Objective —
Only a number is wanted: the count of lines in this listing that contain "practice".

[Stored data entries]
· · · · ·

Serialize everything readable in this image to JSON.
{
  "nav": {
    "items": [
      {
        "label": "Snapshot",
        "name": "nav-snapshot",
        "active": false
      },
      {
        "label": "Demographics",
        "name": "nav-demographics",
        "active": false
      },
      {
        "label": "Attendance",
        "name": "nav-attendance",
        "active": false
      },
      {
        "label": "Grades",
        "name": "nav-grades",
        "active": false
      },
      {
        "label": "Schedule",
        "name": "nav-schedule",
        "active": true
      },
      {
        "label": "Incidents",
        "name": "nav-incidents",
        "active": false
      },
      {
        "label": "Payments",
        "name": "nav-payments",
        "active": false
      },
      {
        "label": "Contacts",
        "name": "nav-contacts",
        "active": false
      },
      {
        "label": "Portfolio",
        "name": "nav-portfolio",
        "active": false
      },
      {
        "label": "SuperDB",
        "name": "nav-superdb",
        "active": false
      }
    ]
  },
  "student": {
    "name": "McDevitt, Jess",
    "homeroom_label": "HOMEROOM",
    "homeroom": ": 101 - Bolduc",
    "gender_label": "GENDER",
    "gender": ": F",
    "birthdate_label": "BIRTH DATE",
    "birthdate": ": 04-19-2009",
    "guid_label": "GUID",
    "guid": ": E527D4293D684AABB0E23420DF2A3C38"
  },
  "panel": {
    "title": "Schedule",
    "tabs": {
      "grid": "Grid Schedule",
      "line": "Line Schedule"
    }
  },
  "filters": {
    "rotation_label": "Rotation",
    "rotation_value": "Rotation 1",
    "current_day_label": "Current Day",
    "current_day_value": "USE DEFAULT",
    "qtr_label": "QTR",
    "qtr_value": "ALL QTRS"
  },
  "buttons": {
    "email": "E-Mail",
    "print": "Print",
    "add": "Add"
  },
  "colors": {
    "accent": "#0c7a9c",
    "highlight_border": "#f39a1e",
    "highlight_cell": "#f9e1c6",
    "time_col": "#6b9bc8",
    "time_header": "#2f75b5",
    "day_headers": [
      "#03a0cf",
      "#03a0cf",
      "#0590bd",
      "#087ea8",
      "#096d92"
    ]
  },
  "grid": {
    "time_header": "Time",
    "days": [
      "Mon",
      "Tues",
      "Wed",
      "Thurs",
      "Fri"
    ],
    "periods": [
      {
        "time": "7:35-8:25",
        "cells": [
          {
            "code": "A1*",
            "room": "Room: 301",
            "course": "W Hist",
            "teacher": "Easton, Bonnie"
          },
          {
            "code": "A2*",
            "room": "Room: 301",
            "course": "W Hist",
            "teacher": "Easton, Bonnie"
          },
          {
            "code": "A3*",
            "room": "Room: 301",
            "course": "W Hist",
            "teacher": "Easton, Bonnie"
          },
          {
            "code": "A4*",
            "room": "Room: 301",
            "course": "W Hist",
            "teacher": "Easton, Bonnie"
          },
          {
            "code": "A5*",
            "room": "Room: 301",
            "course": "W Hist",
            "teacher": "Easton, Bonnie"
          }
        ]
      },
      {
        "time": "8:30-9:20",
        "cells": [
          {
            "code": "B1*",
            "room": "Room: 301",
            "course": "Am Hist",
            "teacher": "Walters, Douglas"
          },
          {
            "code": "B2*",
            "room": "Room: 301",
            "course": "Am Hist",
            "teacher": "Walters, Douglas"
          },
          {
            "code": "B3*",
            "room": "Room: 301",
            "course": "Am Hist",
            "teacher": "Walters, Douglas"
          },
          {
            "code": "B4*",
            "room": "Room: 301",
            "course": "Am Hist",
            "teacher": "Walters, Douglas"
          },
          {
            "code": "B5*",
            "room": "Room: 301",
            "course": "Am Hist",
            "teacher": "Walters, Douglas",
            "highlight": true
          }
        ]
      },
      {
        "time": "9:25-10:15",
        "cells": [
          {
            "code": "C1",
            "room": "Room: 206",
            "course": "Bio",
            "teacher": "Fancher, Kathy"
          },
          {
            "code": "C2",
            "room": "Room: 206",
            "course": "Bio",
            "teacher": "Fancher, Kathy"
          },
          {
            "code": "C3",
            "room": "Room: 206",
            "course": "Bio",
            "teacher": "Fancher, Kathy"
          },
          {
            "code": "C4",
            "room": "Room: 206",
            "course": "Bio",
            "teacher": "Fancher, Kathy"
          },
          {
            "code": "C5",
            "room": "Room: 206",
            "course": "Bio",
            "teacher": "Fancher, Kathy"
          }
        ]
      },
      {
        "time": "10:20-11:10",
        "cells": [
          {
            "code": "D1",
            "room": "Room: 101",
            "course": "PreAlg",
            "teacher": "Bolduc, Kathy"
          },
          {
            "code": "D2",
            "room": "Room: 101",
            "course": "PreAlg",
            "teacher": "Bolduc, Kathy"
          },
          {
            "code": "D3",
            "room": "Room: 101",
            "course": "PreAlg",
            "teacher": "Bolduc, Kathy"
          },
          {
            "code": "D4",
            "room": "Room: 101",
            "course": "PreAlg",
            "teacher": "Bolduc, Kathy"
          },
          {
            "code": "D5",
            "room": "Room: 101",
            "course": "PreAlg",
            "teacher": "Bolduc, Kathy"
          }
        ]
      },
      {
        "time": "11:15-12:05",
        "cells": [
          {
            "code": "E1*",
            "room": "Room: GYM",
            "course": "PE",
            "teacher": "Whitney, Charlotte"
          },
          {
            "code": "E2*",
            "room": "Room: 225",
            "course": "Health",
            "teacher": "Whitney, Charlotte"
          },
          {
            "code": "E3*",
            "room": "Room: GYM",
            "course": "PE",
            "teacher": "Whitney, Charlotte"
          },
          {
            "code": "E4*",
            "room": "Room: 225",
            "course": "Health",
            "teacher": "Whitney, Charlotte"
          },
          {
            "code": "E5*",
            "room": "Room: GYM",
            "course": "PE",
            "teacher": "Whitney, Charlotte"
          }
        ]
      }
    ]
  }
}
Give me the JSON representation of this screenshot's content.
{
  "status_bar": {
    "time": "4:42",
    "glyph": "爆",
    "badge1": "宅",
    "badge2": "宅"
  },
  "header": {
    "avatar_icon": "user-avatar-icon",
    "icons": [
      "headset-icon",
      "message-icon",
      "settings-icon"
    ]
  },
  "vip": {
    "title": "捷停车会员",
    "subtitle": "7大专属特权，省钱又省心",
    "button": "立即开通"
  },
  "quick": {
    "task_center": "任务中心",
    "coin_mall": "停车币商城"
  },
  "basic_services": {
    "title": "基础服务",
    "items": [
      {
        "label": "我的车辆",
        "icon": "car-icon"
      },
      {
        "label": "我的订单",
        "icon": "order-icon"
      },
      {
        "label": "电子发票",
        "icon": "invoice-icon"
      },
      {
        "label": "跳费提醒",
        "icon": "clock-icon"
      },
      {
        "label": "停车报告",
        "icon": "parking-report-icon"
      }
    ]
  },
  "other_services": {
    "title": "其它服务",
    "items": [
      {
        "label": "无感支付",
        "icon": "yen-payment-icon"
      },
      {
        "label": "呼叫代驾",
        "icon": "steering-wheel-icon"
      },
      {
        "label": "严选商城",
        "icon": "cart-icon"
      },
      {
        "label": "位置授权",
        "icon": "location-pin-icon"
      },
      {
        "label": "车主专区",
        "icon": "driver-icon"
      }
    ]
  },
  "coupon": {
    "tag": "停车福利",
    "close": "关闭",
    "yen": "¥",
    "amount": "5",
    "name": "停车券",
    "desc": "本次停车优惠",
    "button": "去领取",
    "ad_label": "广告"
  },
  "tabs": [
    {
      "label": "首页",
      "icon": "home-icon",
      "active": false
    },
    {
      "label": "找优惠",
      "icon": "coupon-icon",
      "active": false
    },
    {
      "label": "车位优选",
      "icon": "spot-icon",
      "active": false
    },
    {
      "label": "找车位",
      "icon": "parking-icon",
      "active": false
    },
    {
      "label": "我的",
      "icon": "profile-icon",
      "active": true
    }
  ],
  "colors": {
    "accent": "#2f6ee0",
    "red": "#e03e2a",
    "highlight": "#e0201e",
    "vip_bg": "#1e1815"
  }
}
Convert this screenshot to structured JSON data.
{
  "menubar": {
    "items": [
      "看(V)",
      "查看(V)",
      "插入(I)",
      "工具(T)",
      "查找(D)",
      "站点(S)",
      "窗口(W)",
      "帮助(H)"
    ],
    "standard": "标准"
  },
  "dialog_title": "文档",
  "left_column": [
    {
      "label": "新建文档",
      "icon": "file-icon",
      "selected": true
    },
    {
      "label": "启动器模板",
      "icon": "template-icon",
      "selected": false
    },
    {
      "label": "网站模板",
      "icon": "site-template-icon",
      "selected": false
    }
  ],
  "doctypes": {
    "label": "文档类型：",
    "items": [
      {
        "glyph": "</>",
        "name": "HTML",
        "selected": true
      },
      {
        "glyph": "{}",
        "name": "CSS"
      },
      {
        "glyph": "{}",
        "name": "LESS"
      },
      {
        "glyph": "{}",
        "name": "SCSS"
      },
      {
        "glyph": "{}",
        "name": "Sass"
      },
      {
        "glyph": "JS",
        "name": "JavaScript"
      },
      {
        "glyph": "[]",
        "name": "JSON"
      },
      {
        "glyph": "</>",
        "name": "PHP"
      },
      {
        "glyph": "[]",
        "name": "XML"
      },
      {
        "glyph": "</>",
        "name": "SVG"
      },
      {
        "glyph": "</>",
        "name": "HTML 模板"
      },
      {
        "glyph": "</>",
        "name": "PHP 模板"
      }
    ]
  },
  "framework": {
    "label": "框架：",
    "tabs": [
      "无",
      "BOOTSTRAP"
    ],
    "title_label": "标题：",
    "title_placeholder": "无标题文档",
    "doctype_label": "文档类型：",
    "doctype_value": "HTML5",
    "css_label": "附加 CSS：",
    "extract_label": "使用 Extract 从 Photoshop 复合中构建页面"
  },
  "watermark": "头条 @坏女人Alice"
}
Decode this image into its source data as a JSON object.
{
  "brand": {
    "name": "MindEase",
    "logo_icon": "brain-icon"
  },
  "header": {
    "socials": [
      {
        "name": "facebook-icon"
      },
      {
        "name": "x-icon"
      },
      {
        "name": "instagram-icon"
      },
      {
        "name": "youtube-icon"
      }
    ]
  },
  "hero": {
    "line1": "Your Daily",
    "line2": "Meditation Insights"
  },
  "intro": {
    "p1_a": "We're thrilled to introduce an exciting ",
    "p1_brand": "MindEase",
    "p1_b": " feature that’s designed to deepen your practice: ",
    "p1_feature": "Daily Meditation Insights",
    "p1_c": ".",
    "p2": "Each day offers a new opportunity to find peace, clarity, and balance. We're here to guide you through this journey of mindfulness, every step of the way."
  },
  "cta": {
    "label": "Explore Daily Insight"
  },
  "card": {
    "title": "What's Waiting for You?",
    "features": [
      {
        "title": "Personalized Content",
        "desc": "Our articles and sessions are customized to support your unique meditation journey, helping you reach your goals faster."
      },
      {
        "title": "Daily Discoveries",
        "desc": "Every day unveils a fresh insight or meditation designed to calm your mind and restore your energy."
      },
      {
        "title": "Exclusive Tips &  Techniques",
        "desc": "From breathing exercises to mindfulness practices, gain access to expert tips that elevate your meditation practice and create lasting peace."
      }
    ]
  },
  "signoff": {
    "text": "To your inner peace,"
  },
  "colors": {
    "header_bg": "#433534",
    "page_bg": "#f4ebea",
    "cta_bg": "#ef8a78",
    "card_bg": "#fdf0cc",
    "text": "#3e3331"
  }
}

· · · · ·

Full response —
2